• [Records provided]
start

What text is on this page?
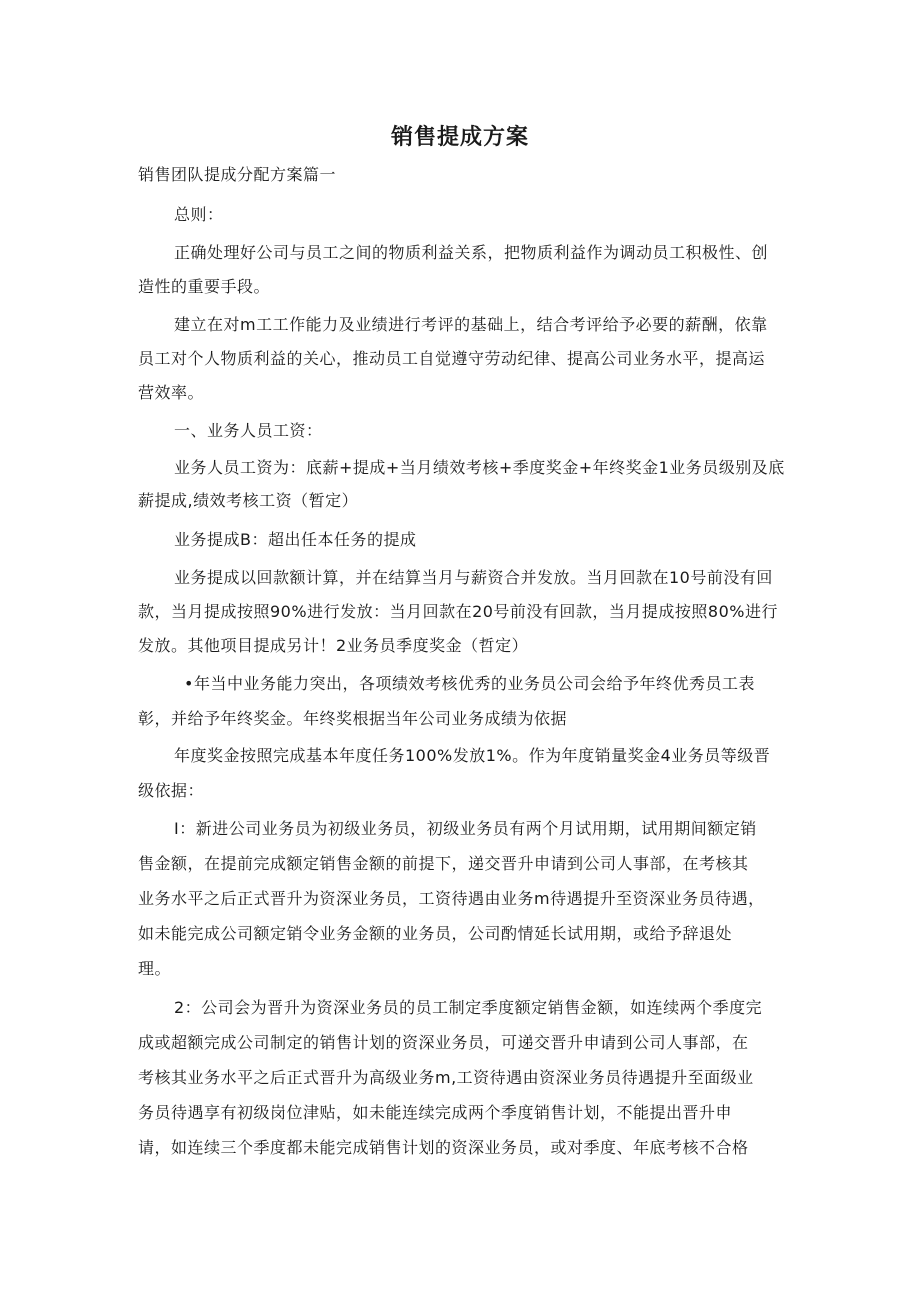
销售提成方案
销售团队提成分配方案篇一
总则：
正确处理好公司与员工之间的物质利益关系，把物质利益作为调动员工积极性、创
造性的重要手段。
建立在对m工工作能力及业绩进行考评的基础上，结合考评给予必要的薪酬，依靠
员工对个人物质利益的关心，推动员工自觉遵守劳动纪律、提高公司业务水平，提高运
营效率。
一、业务人员工资：
业务人员工资为：底薪+提成+当月绩效考核+季度奖金+年终奖金1业务员级别及底
薪提成,绩效考核工资（暂定）
业务提成B：超出任本任务的提成
业务提成以回款额计算，并在结算当月与薪资合并发放。当月回款在10号前没有回
款，当月提成按照90%进行发放：当月回款在20号前没有回款，当月提成按照80%进行
发放。其他项目提成另计！2业务员季度奖金（哲定）
•年当中业务能力突出，各项绩效考核优秀的业务员公司会给予年终优秀员工表
彰，并给予年终奖金。年终奖根据当年公司业务成绩为依据
年度奖金按照完成基本年度任务100%发放1%。作为年度销量奖金4业务员等级晋
级依据：
I：新进公司业务员为初级业务员，初级业务员有两个月试用期，试用期间额定销
售金额，在提前完成额定销售金额的前提下，递交晋升申请到公司人事部，在考核其
业务水平之后正式晋升为资深业务员，工资待遇由业务m待遇提升至资深业务员待遇，
如未能完成公司额定销令业务金额的业务员，公司酌情延长试用期，或给予辞退处
理。
2：公司会为晋升为资深业务员的员工制定季度额定销售金额，如连续两个季度完
成或超额完成公司制定的销售计划的资深业务员，可递交晋升申请到公司人事部，在
考核其业务水平之后正式晋升为高级业务m,工资待遇由资深业务员待遇提升至面级业
务员待遇享有初级岗位津贴，如未能连续完成两个季度销售计划，不能提出晋升申
请，如连续三个季度都未能完成销售计划的资深业务员，或对季度、年底考核不合格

end

• [Stated goal]
All records must be output exactly as they are, except for the pictures, which are left out.

• [Response]
What text is on this page?
销售提成方案
销售团队提成分配方案篇一
总则：
正确处理好公司与员工之间的物质利益关系，把物质利益作为调动员工积极性、创
造性的重要手段。
建立在对m工工作能力及业绩进行考评的基础上，结合考评给予必要的薪酬，依靠
员工对个人物质利益的关心，推动员工自觉遵守劳动纪律、提高公司业务水平，提高运
营效率。
一、业务人员工资：
业务人员工资为：底薪+提成+当月绩效考核+季度奖金+年终奖金1业务员级别及底
薪提成,绩效考核工资（暂定）
业务提成B：超出任本任务的提成
业务提成以回款额计算，并在结算当月与薪资合并发放。当月回款在10号前没有回
款，当月提成按照90%进行发放：当月回款在20号前没有回款，当月提成按照80%进行
发放。其他项目提成另计！2业务员季度奖金（哲定）
•年当中业务能力突出，各项绩效考核优秀的业务员公司会给予年终优秀员工表
彰，并给予年终奖金。年终奖根据当年公司业务成绩为依据
年度奖金按照完成基本年度任务100%发放1%。作为年度销量奖金4业务员等级晋
级依据：
I：新进公司业务员为初级业务员，初级业务员有两个月试用期，试用期间额定销
售金额，在提前完成额定销售金额的前提下，递交晋升申请到公司人事部，在考核其
业务水平之后正式晋升为资深业务员，工资待遇由业务m待遇提升至资深业务员待遇，
如未能完成公司额定销令业务金额的业务员，公司酌情延长试用期，或给予辞退处
理。
2：公司会为晋升为资深业务员的员工制定季度额定销售金额，如连续两个季度完
成或超额完成公司制定的销售计划的资深业务员，可递交晋升申请到公司人事部，在
考核其业务水平之后正式晋升为高级业务m,工资待遇由资深业务员待遇提升至面级业
务员待遇享有初级岗位津贴，如未能连续完成两个季度销售计划，不能提出晋升申
请，如连续三个季度都未能完成销售计划的资深业务员，或对季度、年底考核不合格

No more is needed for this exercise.